Copy the data word for word, starting at the line that contains "table-cell: 160.0 xyxy=(232,201,360,230)" and ending after the line that contains "table-cell: 6780 xyxy=(604,36,743,65)".
************
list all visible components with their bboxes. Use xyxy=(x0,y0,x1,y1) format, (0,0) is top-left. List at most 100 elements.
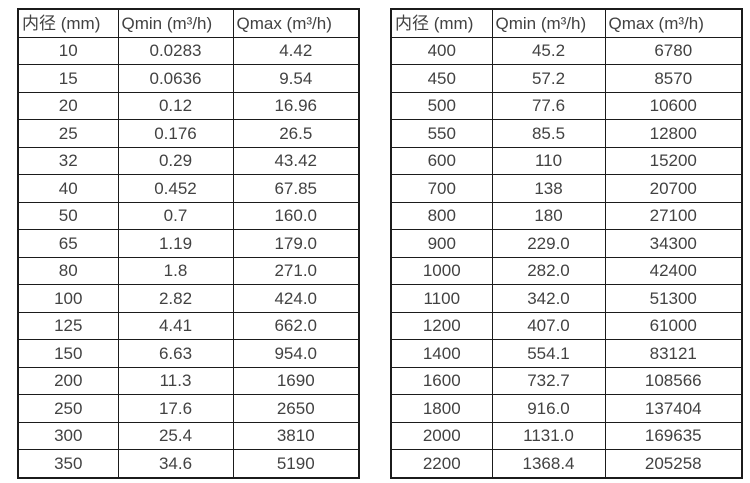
table-cell: 160.0 xyxy=(232,201,360,230)
table-cell: 900 xyxy=(390,229,493,258)
table-cell: 25 xyxy=(17,119,119,148)
table-row: 100 2.82 424.0 xyxy=(17,284,360,313)
table-cell: 1.19 xyxy=(117,229,234,258)
table-cell: 1368.4 xyxy=(491,449,606,478)
table-cell: 50 xyxy=(17,201,119,230)
table-cell: 1600 xyxy=(390,366,493,395)
table-row: 80 1.8 271.0 xyxy=(17,256,360,285)
table-row: 15 0.0636 9.54 xyxy=(17,64,360,93)
table-row: 550 85.5 12800 xyxy=(390,119,743,148)
table-row: 1100 342.0 51300 xyxy=(390,284,743,313)
table-row: 125 4.41 662.0 xyxy=(17,311,360,340)
table-cell: 80 xyxy=(17,256,119,285)
table-cell: 67.85 xyxy=(232,174,360,203)
table-cell: 424.0 xyxy=(232,284,360,313)
table-row: 600 110 15200 xyxy=(390,146,743,175)
table-cell: 954.0 xyxy=(232,339,360,368)
table-cell: 0.12 xyxy=(117,91,234,120)
table-cell: 27100 xyxy=(604,201,743,230)
table-cell: 34.6 xyxy=(117,449,234,478)
table-cell: 83121 xyxy=(604,339,743,368)
table-cell: 179.0 xyxy=(232,229,360,258)
table-cell: 916.0 xyxy=(491,394,606,423)
table-row: 900 229.0 34300 xyxy=(390,229,743,258)
table-row: 1600 732.7 108566 xyxy=(390,366,743,395)
table-row: 800 180 27100 xyxy=(390,201,743,230)
column-header-qmax: Qmax (m³/h) xyxy=(232,8,360,38)
table-row: 450 57.2 8570 xyxy=(390,64,743,93)
table-row: 150 6.63 954.0 xyxy=(17,339,360,368)
table-cell: 100 xyxy=(17,284,119,313)
table-row: 1000 282.0 42400 xyxy=(390,256,743,285)
table-cell: 11.3 xyxy=(117,366,234,395)
table-cell: 2.82 xyxy=(117,284,234,313)
table-cell: 20 xyxy=(17,91,119,120)
table-cell: 40 xyxy=(17,174,119,203)
flow-rate-table-small-diameters: 内径 (mm) Qmin (m³/h) Qmax (m³/h) 10 0.0283… xyxy=(17,8,360,479)
table-cell: 6780 xyxy=(604,36,743,65)
table-cell: 0.176 xyxy=(117,119,234,148)
table-cell: 500 xyxy=(390,91,493,120)
table-cell: 229.0 xyxy=(491,229,606,258)
table-cell: 4.41 xyxy=(117,311,234,340)
table-cell: 34300 xyxy=(604,229,743,258)
table-cell: 800 xyxy=(390,201,493,230)
table-row: 1800 916.0 137404 xyxy=(390,394,743,423)
table-cell: 282.0 xyxy=(491,256,606,285)
table-cell: 180 xyxy=(491,201,606,230)
table-cell: 6.63 xyxy=(117,339,234,368)
table-cell: 0.0283 xyxy=(117,36,234,65)
table-cell: 25.4 xyxy=(117,421,234,450)
table-cell: 700 xyxy=(390,174,493,203)
table-row: 2200 1368.4 205258 xyxy=(390,449,743,478)
table-cell: 600 xyxy=(390,146,493,175)
table-cell: 1400 xyxy=(390,339,493,368)
table-row: 250 17.6 2650 xyxy=(17,394,360,423)
table-cell: 1131.0 xyxy=(491,421,606,450)
table-cell: 137404 xyxy=(604,394,743,423)
table-cell: 350 xyxy=(17,449,119,478)
table-cell: 732.7 xyxy=(491,366,606,395)
table-cell: 15 xyxy=(17,64,119,93)
table-cell: 205258 xyxy=(604,449,743,478)
table-cell: 1800 xyxy=(390,394,493,423)
table-cell: 8570 xyxy=(604,64,743,93)
table-cell: 2650 xyxy=(232,394,360,423)
table-cell: 138 xyxy=(491,174,606,203)
table-cell: 85.5 xyxy=(491,119,606,148)
table-cell: 65 xyxy=(17,229,119,258)
table-cell: 108566 xyxy=(604,366,743,395)
table-row: 350 34.6 5190 xyxy=(17,449,360,478)
table-header-row: 内径 (mm) Qmin (m³/h) Qmax (m³/h) xyxy=(390,8,743,38)
table-cell: 342.0 xyxy=(491,284,606,313)
table-row: 500 77.6 10600 xyxy=(390,91,743,120)
table-cell: 0.452 xyxy=(117,174,234,203)
table-header-row: 内径 (mm) Qmin (m³/h) Qmax (m³/h) xyxy=(17,8,360,38)
table-row: 40 0.452 67.85 xyxy=(17,174,360,203)
table-cell: 1200 xyxy=(390,311,493,340)
table-cell: 5190 xyxy=(232,449,360,478)
table-cell: 15200 xyxy=(604,146,743,175)
table-cell: 2200 xyxy=(390,449,493,478)
table-cell: 51300 xyxy=(604,284,743,313)
table-cell: 17.6 xyxy=(117,394,234,423)
column-header-diameter: 内径 (mm) xyxy=(390,8,493,38)
column-header-qmin: Qmin (m³/h) xyxy=(117,8,234,38)
table-cell: 662.0 xyxy=(232,311,360,340)
table-cell: 2000 xyxy=(390,421,493,450)
table-cell: 3810 xyxy=(232,421,360,450)
table-cell: 169635 xyxy=(604,421,743,450)
table-row: 25 0.176 26.5 xyxy=(17,119,360,148)
table-cell: 61000 xyxy=(604,311,743,340)
table-cell: 26.5 xyxy=(232,119,360,148)
table-cell: 200 xyxy=(17,366,119,395)
table-row: 2000 1131.0 169635 xyxy=(390,421,743,450)
table-cell: 450 xyxy=(390,64,493,93)
table-row: 20 0.12 16.96 xyxy=(17,91,360,120)
flow-rate-table-large-diameters: 内径 (mm) Qmin (m³/h) Qmax (m³/h) 400 45.2 6… xyxy=(390,8,743,479)
table-cell: 10600 xyxy=(604,91,743,120)
table-cell: 4.42 xyxy=(232,36,360,65)
table-cell: 57.2 xyxy=(491,64,606,93)
column-header-diameter: 内径 (mm) xyxy=(17,8,119,38)
table-cell: 125 xyxy=(17,311,119,340)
************
#### Solution to the exercise:
table-cell: 160.0 xyxy=(232,201,360,230)
table-cell: 900 xyxy=(390,229,493,258)
table-cell: 25 xyxy=(17,119,119,148)
table-row: 100 2.82 424.0 xyxy=(17,284,360,313)
table-cell: 1.19 xyxy=(117,229,234,258)
table-cell: 1368.4 xyxy=(491,449,606,478)
table-cell: 50 xyxy=(17,201,119,230)
table-cell: 1600 xyxy=(390,366,493,395)
table-row: 80 1.8 271.0 xyxy=(17,256,360,285)
table-row: 15 0.0636 9.54 xyxy=(17,64,360,93)
table-row: 550 85.5 12800 xyxy=(390,119,743,148)
table-row: 1100 342.0 51300 xyxy=(390,284,743,313)
table-row: 125 4.41 662.0 xyxy=(17,311,360,340)
table-cell: 80 xyxy=(17,256,119,285)
table-cell: 67.85 xyxy=(232,174,360,203)
table-cell: 424.0 xyxy=(232,284,360,313)
table-row: 600 110 15200 xyxy=(390,146,743,175)
table-cell: 954.0 xyxy=(232,339,360,368)
table-cell: 0.12 xyxy=(117,91,234,120)
table-cell: 27100 xyxy=(604,201,743,230)
table-cell: 34.6 xyxy=(117,449,234,478)
table-cell: 83121 xyxy=(604,339,743,368)
table-cell: 179.0 xyxy=(232,229,360,258)
table-cell: 916.0 xyxy=(491,394,606,423)
table-row: 900 229.0 34300 xyxy=(390,229,743,258)
table-row: 1600 732.7 108566 xyxy=(390,366,743,395)
table-row: 800 180 27100 xyxy=(390,201,743,230)
column-header-qmax: Qmax (m³/h) xyxy=(232,8,360,38)
table-row: 450 57.2 8570 xyxy=(390,64,743,93)
table-row: 150 6.63 954.0 xyxy=(17,339,360,368)
table-cell: 100 xyxy=(17,284,119,313)
table-row: 1000 282.0 42400 xyxy=(390,256,743,285)
table-cell: 11.3 xyxy=(117,366,234,395)
table-cell: 2.82 xyxy=(117,284,234,313)
table-cell: 20 xyxy=(17,91,119,120)
table-cell: 40 xyxy=(17,174,119,203)
flow-rate-table-small-diameters: 内径 (mm) Qmin (m³/h) Qmax (m³/h) 10 0.0283… xyxy=(17,8,360,479)
table-cell: 6780 xyxy=(604,36,743,65)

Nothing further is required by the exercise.